▶ **Exercise objective**
Write every entry out again exactly, please, and skip the pictures.
>> start Data for the task
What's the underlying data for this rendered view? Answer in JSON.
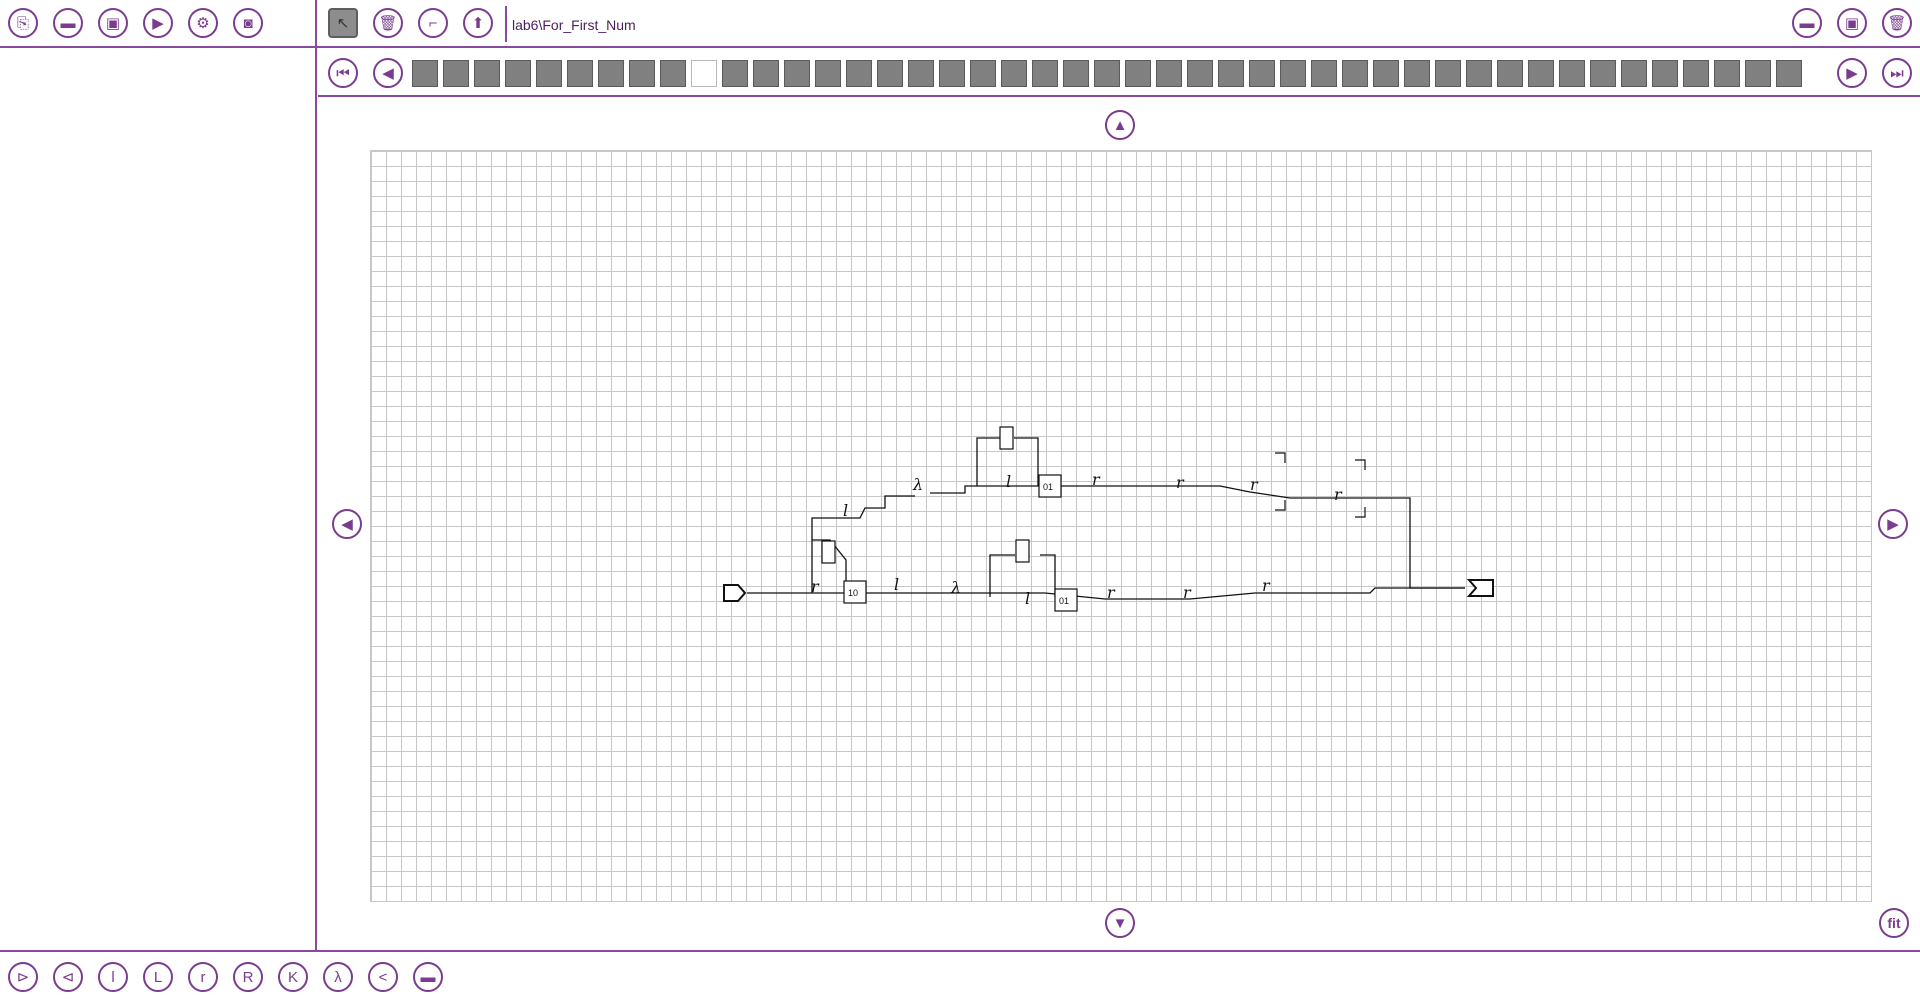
{
  "window_title": "lab6\\For_First_Num",
  "toolbar_left": [
    {
      "name": "new-file-icon",
      "glyph": "⎘"
    },
    {
      "name": "open-folder-icon",
      "glyph": "▬"
    },
    {
      "name": "save-icon",
      "glyph": "▣"
    },
    {
      "name": "run-icon",
      "glyph": "▶"
    },
    {
      "name": "settings-icon",
      "glyph": "⚙"
    },
    {
      "name": "camera-icon",
      "glyph": "◙"
    }
  ],
  "toolbar_mid": [
    {
      "name": "pointer-tool-icon",
      "glyph": "↖",
      "selected": true
    },
    {
      "name": "delete-icon",
      "glyph": "🗑"
    },
    {
      "name": "connect-tool-icon",
      "glyph": "⌐"
    },
    {
      "name": "upload-icon",
      "glyph": "⬆"
    }
  ],
  "toolbar_right": [
    {
      "name": "open-folder-right-icon",
      "glyph": "▬"
    },
    {
      "name": "save-right-icon",
      "glyph": "▣"
    },
    {
      "name": "delete-right-icon",
      "glyph": "🗑"
    }
  ],
  "frames": {
    "count": 45,
    "current_index": 9
  },
  "bottom_tools": [
    {
      "name": "input-node-icon",
      "glyph": "⊳"
    },
    {
      "name": "output-node-icon",
      "glyph": "⊲"
    },
    {
      "name": "l-small-icon",
      "glyph": "l"
    },
    {
      "name": "l-upper-icon",
      "glyph": "L"
    },
    {
      "name": "r-small-icon",
      "glyph": "r"
    },
    {
      "name": "r-upper-icon",
      "glyph": "R"
    },
    {
      "name": "k-upper-icon",
      "glyph": "K"
    },
    {
      "name": "lambda-icon",
      "glyph": "λ"
    },
    {
      "name": "share-icon",
      "glyph": "<"
    },
    {
      "name": "folder-icon",
      "glyph": "▬"
    }
  ],
  "nav": {
    "fit_label": "fit"
  },
  "diagram": {
    "lambda_label": "λ",
    "box_10": "10",
    "box_01": "01",
    "l_label": "l",
    "r_label": "r",
    "rr_label": "r"
  },
  "colors": {
    "accent": "#7a3c8e",
    "grid": "#c7c7c7",
    "frame_cell": "#808080"
  }
}
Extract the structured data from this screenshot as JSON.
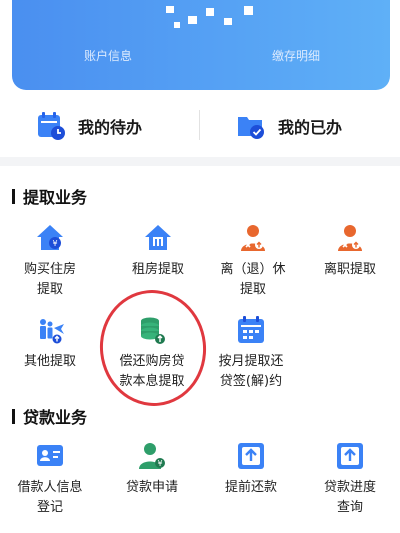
{
  "banner": {
    "account_info": "账户信息",
    "deposit_detail": "缴存明细"
  },
  "quick": {
    "todo": "我的待办",
    "done": "我的已办"
  },
  "withdraw": {
    "title": "提取业务",
    "items": [
      {
        "label": "购买住房\n提取",
        "icon": "house-purchase-icon"
      },
      {
        "label": "租房提取",
        "icon": "house-rent-icon"
      },
      {
        "label": "离（退）休\n提取",
        "icon": "retire-person-icon"
      },
      {
        "label": "离职提取",
        "icon": "resign-person-icon"
      },
      {
        "label": "其他提取",
        "icon": "family-other-icon"
      },
      {
        "label": "偿还购房贷\n款本息提取",
        "icon": "coin-stack-icon"
      },
      {
        "label": "按月提取还\n贷签(解)约",
        "icon": "calendar-building-icon"
      }
    ]
  },
  "loan": {
    "title": "贷款业务",
    "items": [
      {
        "label": "借款人信息\n登记",
        "icon": "borrower-card-icon"
      },
      {
        "label": "贷款申请",
        "icon": "loan-person-icon"
      },
      {
        "label": "提前还款",
        "icon": "prepay-upload-icon"
      },
      {
        "label": "贷款进度\n查询",
        "icon": "progress-upload-icon"
      }
    ]
  },
  "colors": {
    "accent_blue": "#3b82f6",
    "accent_orange": "#e8672e",
    "accent_green": "#2e9e6a",
    "annotation_red": "#e0383f"
  }
}
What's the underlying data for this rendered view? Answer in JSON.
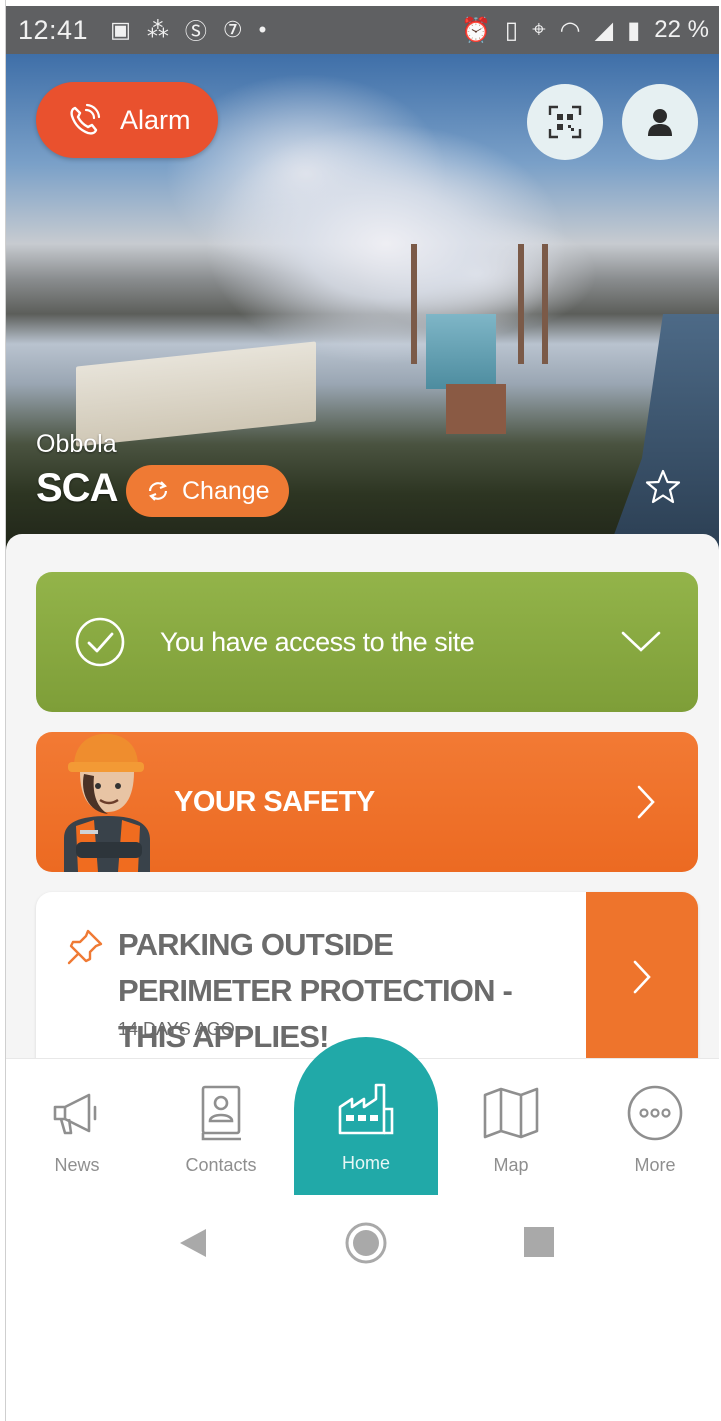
{
  "status_bar": {
    "time": "12:41",
    "left_icons": [
      "news-icon",
      "grid-icon",
      "s-icon",
      "7"
    ],
    "dot": "•",
    "battery": "22 %"
  },
  "hero": {
    "alarm_label": "Alarm",
    "site_name": "Obbola",
    "company": "SCA",
    "change_label": "Change"
  },
  "access": {
    "label": "You have access to the site"
  },
  "safety": {
    "label": "YOUR SAFETY"
  },
  "news": {
    "title": "PARKING OUTSIDE PERIMETER PROTECTION - THIS APPLIES!",
    "date": "14 DAYS AGO"
  },
  "tabs": [
    {
      "label": "News",
      "icon": "megaphone-icon"
    },
    {
      "label": "Contacts",
      "icon": "contact-book-icon"
    },
    {
      "label": "Home",
      "icon": "factory-icon"
    },
    {
      "label": "Map",
      "icon": "map-icon"
    },
    {
      "label": "More",
      "icon": "more-icon"
    }
  ],
  "colors": {
    "alarm": "#e9512e",
    "access_green": "#8aab40",
    "safety_orange": "#ef7130",
    "home_teal": "#21a9a8"
  }
}
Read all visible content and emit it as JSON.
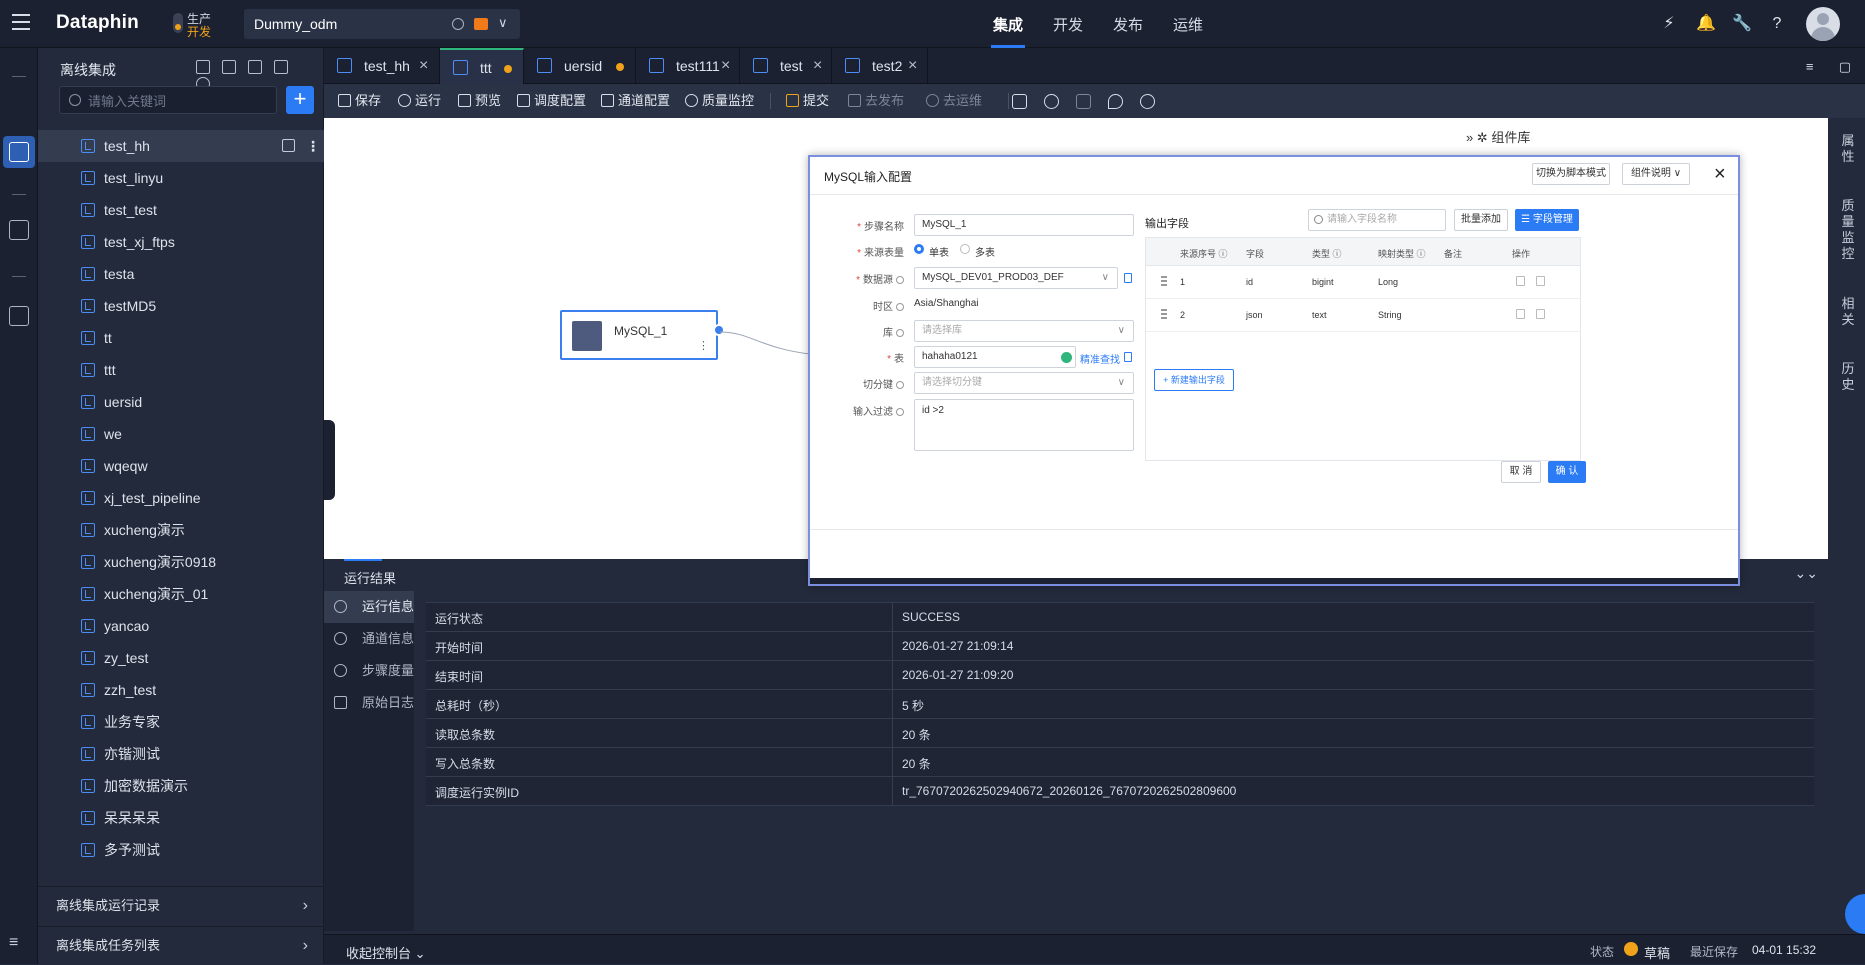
>> end Data for the task
▶ **Complete response**
What's the underlying data for this rendered view? Answer in JSON.
{
  "window_title": "lab6\\For_First_Num",
  "toolbar_left": [
    {
      "name": "new-file-icon",
      "glyph": "⎘"
    },
    {
      "name": "open-folder-icon",
      "glyph": "▬"
    },
    {
      "name": "save-icon",
      "glyph": "▣"
    },
    {
      "name": "run-icon",
      "glyph": "▶"
    },
    {
      "name": "settings-icon",
      "glyph": "⚙"
    },
    {
      "name": "camera-icon",
      "glyph": "◙"
    }
  ],
  "toolbar_mid": [
    {
      "name": "pointer-tool-icon",
      "glyph": "↖",
      "selected": true
    },
    {
      "name": "delete-icon",
      "glyph": "🗑"
    },
    {
      "name": "connect-tool-icon",
      "glyph": "⌐"
    },
    {
      "name": "upload-icon",
      "glyph": "⬆"
    }
  ],
  "toolbar_right": [
    {
      "name": "open-folder-right-icon",
      "glyph": "▬"
    },
    {
      "name": "save-right-icon",
      "glyph": "▣"
    },
    {
      "name": "delete-right-icon",
      "glyph": "🗑"
    }
  ],
  "frames": {
    "count": 45,
    "current_index": 9
  },
  "bottom_tools": [
    {
      "name": "input-node-icon",
      "glyph": "⊳"
    },
    {
      "name": "output-node-icon",
      "glyph": "⊲"
    },
    {
      "name": "l-small-icon",
      "glyph": "l"
    },
    {
      "name": "l-upper-icon",
      "glyph": "L"
    },
    {
      "name": "r-small-icon",
      "glyph": "r"
    },
    {
      "name": "r-upper-icon",
      "glyph": "R"
    },
    {
      "name": "k-upper-icon",
      "glyph": "K"
    },
    {
      "name": "lambda-icon",
      "glyph": "λ"
    },
    {
      "name": "share-icon",
      "glyph": "<"
    },
    {
      "name": "folder-icon",
      "glyph": "▬"
    }
  ],
  "nav": {
    "fit_label": "fit"
  },
  "diagram": {
    "lambda_label": "λ",
    "box_10": "10",
    "box_01": "01",
    "l_label": "l",
    "r_label": "r",
    "rr_label": "r"
  },
  "colors": {
    "accent": "#7a3c8e",
    "grid": "#c7c7c7",
    "frame_cell": "#808080"
  }
}
Extract the structured data from this screenshot as JSON.
{
  "banner": {
    "account_info": "账户信息",
    "deposit_detail": "缴存明细"
  },
  "quick": {
    "todo": "我的待办",
    "done": "我的已办"
  },
  "withdraw": {
    "title": "提取业务",
    "items": [
      {
        "label": "购买住房\n提取",
        "icon": "house-purchase-icon"
      },
      {
        "label": "租房提取",
        "icon": "house-rent-icon"
      },
      {
        "label": "离（退）休\n提取",
        "icon": "retire-person-icon"
      },
      {
        "label": "离职提取",
        "icon": "resign-person-icon"
      },
      {
        "label": "其他提取",
        "icon": "family-other-icon"
      },
      {
        "label": "偿还购房贷\n款本息提取",
        "icon": "coin-stack-icon"
      },
      {
        "label": "按月提取还\n贷签(解)约",
        "icon": "calendar-building-icon"
      }
    ]
  },
  "loan": {
    "title": "贷款业务",
    "items": [
      {
        "label": "借款人信息\n登记",
        "icon": "borrower-card-icon"
      },
      {
        "label": "贷款申请",
        "icon": "loan-person-icon"
      },
      {
        "label": "提前还款",
        "icon": "prepay-upload-icon"
      },
      {
        "label": "贷款进度\n查询",
        "icon": "progress-upload-icon"
      }
    ]
  },
  "colors": {
    "accent_blue": "#3b82f6",
    "accent_orange": "#e8672e",
    "accent_green": "#2e9e6a",
    "annotation_red": "#e0383f"
  }
}
What's the underlying data for this rendered view? Answer in JSON.
{
  "status_bar": {
    "time": "12:41",
    "left_icons": [
      "news-icon",
      "grid-icon",
      "s-icon",
      "7"
    ],
    "dot": "•",
    "battery": "22 %"
  },
  "hero": {
    "alarm_label": "Alarm",
    "site_name": "Obbola",
    "company": "SCA",
    "change_label": "Change"
  },
  "access": {
    "label": "You have access to the site"
  },
  "safety": {
    "label": "YOUR SAFETY"
  },
  "news": {
    "title": "PARKING OUTSIDE PERIMETER PROTECTION - THIS APPLIES!",
    "date": "14 DAYS AGO"
  },
  "tabs": [
    {
      "label": "News",
      "icon": "megaphone-icon"
    },
    {
      "label": "Contacts",
      "icon": "contact-book-icon"
    },
    {
      "label": "Home",
      "icon": "factory-icon"
    },
    {
      "label": "Map",
      "icon": "map-icon"
    },
    {
      "label": "More",
      "icon": "more-icon"
    }
  ],
  "colors": {
    "alarm": "#e9512e",
    "access_green": "#8aab40",
    "safety_orange": "#ef7130",
    "home_teal": "#21a9a8"
  }
}
Read all visible content and emit it as JSON.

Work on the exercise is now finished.